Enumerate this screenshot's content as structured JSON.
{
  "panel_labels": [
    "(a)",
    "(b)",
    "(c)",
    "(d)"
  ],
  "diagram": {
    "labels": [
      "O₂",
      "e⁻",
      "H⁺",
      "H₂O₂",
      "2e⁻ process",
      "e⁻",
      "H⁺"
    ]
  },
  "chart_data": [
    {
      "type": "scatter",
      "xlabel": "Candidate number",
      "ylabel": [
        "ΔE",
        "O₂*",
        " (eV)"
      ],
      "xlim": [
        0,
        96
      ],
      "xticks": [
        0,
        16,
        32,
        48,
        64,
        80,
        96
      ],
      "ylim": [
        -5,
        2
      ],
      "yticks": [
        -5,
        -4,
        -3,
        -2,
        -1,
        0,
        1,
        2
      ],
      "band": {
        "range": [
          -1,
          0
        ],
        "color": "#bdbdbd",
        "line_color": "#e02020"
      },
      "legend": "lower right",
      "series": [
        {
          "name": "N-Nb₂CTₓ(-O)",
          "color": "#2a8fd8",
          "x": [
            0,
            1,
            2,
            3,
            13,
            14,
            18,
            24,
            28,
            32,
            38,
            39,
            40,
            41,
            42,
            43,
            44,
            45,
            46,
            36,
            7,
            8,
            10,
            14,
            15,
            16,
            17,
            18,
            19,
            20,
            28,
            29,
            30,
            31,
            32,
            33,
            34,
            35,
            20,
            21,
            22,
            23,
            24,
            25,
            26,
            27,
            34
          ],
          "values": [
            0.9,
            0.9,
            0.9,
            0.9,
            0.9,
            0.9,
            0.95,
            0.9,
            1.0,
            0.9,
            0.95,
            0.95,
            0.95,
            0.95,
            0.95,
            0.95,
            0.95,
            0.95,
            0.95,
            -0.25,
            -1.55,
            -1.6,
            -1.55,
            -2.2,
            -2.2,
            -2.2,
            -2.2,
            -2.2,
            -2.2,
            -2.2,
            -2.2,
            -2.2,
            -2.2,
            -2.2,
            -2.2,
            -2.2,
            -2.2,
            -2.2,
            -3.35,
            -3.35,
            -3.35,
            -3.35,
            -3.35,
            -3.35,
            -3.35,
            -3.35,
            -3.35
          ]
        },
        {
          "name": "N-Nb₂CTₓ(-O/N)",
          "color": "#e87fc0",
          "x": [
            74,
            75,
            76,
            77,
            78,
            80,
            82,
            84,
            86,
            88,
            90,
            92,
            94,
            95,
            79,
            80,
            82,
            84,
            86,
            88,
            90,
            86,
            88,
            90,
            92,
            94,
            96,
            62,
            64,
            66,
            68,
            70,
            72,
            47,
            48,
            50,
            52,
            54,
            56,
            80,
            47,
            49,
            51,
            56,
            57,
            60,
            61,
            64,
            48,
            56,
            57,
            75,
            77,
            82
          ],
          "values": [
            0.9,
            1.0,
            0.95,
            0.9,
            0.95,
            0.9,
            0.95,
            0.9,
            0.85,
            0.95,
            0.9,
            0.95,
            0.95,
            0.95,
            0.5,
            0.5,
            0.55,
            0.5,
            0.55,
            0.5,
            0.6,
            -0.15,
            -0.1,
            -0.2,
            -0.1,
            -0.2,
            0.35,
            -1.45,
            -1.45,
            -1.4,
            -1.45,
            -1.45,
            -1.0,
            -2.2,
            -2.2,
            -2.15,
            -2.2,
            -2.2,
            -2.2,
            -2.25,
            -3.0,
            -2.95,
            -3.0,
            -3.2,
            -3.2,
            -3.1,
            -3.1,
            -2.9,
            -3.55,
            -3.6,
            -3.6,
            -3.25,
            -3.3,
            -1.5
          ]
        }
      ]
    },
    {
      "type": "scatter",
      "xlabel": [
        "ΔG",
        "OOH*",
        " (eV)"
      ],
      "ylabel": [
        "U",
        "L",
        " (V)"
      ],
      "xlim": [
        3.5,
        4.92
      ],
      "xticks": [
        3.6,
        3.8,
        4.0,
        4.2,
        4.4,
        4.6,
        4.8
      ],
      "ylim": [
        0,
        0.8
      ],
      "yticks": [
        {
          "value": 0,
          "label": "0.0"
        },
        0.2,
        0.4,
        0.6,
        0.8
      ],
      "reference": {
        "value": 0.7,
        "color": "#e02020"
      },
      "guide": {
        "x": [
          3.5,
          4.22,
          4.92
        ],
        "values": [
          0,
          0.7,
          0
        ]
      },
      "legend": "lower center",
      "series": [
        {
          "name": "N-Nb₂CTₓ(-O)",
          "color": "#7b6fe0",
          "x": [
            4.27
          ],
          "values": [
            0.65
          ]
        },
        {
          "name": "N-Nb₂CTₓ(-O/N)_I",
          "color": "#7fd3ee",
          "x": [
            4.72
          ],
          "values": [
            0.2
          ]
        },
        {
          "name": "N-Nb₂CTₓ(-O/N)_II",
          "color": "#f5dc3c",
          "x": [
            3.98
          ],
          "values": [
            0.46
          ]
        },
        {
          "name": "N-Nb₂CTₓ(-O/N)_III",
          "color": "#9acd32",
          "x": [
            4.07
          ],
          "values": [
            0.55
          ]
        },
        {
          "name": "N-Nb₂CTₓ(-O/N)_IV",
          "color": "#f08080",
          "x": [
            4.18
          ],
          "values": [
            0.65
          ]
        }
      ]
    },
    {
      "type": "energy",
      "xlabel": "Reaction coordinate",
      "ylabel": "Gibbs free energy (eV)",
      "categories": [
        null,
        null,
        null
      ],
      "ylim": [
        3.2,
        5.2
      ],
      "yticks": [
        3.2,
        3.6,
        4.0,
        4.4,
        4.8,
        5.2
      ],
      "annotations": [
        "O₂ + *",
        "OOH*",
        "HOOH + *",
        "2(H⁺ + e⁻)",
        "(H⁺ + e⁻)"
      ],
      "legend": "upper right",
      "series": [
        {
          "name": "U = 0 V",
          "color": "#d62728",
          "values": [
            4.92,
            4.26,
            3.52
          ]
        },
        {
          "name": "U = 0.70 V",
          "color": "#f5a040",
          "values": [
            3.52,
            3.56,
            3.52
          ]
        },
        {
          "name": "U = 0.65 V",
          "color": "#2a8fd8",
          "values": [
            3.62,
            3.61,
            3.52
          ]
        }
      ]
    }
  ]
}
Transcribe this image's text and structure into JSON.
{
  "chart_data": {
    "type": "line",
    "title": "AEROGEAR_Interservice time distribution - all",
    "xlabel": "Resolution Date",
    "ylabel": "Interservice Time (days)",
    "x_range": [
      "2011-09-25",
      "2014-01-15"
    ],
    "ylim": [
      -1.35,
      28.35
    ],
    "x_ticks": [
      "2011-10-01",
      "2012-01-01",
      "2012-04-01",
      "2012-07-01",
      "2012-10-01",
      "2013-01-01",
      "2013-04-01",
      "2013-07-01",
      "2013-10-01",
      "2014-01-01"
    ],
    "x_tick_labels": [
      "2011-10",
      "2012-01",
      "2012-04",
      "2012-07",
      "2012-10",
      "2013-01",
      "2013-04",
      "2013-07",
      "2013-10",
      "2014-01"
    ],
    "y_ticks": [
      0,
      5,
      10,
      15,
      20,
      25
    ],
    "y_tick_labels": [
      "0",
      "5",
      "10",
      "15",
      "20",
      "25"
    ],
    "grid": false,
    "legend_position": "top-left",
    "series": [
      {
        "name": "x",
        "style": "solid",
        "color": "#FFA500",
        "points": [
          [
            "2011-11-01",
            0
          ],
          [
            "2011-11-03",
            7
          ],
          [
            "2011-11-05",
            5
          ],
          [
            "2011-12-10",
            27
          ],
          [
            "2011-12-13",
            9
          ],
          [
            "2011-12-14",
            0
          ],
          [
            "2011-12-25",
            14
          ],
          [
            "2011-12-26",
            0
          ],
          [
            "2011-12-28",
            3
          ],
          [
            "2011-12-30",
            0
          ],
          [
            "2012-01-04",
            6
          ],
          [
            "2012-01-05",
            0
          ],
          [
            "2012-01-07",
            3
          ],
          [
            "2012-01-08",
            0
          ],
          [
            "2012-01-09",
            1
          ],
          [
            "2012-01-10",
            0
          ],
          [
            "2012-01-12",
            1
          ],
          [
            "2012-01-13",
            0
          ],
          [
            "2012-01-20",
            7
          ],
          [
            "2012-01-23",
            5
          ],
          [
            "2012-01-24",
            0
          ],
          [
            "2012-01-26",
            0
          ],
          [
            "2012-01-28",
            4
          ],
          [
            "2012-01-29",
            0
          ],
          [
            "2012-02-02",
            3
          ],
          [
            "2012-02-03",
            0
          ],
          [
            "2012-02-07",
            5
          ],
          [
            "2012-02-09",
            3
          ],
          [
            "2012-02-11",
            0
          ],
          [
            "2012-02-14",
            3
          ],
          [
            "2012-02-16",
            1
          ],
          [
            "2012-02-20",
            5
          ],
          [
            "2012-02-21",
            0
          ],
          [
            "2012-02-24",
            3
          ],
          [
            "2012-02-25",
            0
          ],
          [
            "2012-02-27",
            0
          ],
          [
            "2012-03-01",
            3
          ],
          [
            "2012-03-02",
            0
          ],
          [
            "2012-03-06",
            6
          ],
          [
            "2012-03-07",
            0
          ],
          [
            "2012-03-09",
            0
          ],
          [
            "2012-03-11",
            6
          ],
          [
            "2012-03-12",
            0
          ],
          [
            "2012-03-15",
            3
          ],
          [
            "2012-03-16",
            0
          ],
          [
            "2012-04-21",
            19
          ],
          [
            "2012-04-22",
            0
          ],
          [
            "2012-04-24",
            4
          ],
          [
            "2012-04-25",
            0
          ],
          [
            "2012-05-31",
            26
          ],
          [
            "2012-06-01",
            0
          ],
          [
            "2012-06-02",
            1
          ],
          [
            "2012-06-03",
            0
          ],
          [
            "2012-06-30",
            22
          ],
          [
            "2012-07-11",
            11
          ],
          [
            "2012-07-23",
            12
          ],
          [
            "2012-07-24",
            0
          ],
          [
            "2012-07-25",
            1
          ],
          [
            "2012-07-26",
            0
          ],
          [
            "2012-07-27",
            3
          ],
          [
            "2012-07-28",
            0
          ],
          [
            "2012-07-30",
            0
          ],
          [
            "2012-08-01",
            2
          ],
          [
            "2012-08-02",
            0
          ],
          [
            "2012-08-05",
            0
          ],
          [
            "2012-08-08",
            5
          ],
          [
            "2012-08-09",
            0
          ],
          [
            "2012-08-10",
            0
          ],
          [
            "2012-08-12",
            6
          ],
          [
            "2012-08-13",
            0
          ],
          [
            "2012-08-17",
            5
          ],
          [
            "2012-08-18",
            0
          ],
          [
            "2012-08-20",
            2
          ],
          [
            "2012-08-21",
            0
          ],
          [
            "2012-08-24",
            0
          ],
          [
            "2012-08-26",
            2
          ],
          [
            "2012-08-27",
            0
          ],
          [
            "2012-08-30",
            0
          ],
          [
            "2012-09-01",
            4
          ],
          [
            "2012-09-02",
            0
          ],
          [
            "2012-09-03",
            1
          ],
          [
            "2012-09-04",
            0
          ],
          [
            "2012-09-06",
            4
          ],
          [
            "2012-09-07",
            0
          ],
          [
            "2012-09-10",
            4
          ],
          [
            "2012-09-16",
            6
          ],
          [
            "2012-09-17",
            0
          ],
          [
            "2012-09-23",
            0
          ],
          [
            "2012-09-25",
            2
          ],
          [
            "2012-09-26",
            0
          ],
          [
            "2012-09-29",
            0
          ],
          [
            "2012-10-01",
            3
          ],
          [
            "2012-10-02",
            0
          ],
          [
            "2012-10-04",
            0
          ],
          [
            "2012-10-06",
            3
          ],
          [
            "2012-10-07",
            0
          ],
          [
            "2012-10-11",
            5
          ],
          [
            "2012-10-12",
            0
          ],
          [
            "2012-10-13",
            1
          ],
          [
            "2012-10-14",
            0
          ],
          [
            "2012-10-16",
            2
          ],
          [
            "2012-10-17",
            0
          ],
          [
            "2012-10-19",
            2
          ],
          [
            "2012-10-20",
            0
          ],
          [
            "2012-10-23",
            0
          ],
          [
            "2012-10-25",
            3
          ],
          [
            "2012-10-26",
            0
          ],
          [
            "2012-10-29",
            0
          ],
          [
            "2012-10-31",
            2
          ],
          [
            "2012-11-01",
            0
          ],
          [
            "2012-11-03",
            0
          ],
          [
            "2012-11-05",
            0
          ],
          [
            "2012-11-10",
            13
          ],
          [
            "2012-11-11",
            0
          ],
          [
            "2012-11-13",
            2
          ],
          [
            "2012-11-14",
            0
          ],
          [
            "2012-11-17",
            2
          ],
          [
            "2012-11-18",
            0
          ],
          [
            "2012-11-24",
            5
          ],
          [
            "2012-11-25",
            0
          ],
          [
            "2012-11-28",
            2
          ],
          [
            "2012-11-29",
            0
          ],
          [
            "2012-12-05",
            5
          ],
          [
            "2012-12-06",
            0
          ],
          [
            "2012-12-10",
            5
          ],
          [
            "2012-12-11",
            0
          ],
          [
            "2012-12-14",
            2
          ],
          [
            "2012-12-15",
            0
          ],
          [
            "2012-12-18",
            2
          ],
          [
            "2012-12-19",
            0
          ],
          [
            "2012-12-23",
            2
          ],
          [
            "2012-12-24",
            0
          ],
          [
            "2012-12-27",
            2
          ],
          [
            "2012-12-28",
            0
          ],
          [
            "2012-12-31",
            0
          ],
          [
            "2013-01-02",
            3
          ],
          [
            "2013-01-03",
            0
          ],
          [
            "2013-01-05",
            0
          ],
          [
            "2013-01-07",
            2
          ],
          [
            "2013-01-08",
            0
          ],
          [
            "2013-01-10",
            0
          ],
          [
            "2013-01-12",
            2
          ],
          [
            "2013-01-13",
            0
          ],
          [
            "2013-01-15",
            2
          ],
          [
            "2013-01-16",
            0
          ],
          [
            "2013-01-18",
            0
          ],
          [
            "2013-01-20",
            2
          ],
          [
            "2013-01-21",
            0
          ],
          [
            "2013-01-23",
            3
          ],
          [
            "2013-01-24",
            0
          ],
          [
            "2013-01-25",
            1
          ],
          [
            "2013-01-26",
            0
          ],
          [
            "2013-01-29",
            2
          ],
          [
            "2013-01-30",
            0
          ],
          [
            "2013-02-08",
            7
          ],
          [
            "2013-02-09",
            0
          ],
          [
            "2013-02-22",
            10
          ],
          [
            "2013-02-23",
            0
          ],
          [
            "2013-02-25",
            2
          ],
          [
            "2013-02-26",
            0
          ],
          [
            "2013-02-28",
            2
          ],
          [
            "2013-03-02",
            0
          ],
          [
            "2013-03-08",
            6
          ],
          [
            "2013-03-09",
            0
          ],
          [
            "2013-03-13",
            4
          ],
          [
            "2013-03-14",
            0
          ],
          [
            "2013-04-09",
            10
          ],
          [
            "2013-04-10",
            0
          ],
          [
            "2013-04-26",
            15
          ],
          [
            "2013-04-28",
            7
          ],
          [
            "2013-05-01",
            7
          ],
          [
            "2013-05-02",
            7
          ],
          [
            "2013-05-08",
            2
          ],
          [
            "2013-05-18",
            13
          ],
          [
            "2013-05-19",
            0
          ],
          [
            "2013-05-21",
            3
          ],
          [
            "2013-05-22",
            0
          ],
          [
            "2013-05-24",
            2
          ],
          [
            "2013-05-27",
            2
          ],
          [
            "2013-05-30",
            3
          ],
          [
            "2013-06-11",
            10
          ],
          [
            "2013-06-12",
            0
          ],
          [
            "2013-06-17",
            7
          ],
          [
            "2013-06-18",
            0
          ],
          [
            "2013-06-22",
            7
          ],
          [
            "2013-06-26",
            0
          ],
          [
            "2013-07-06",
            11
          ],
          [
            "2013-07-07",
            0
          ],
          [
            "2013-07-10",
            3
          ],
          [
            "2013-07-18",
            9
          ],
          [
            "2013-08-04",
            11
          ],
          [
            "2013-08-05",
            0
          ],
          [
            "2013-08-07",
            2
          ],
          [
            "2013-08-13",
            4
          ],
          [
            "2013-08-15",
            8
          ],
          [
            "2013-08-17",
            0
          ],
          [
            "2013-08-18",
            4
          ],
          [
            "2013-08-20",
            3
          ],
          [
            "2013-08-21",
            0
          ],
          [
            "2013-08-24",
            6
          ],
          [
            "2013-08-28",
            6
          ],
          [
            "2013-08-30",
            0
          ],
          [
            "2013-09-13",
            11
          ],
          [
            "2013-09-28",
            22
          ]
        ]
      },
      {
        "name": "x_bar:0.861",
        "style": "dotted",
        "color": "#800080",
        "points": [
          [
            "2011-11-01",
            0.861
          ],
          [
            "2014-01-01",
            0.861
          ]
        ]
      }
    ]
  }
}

#####

* WRITTEN EXERCISE
Which lines in the data above contain "lower"? Show each one.

* TASK OUTPUT
      "legend": "lower right",
      "legend": "lower center",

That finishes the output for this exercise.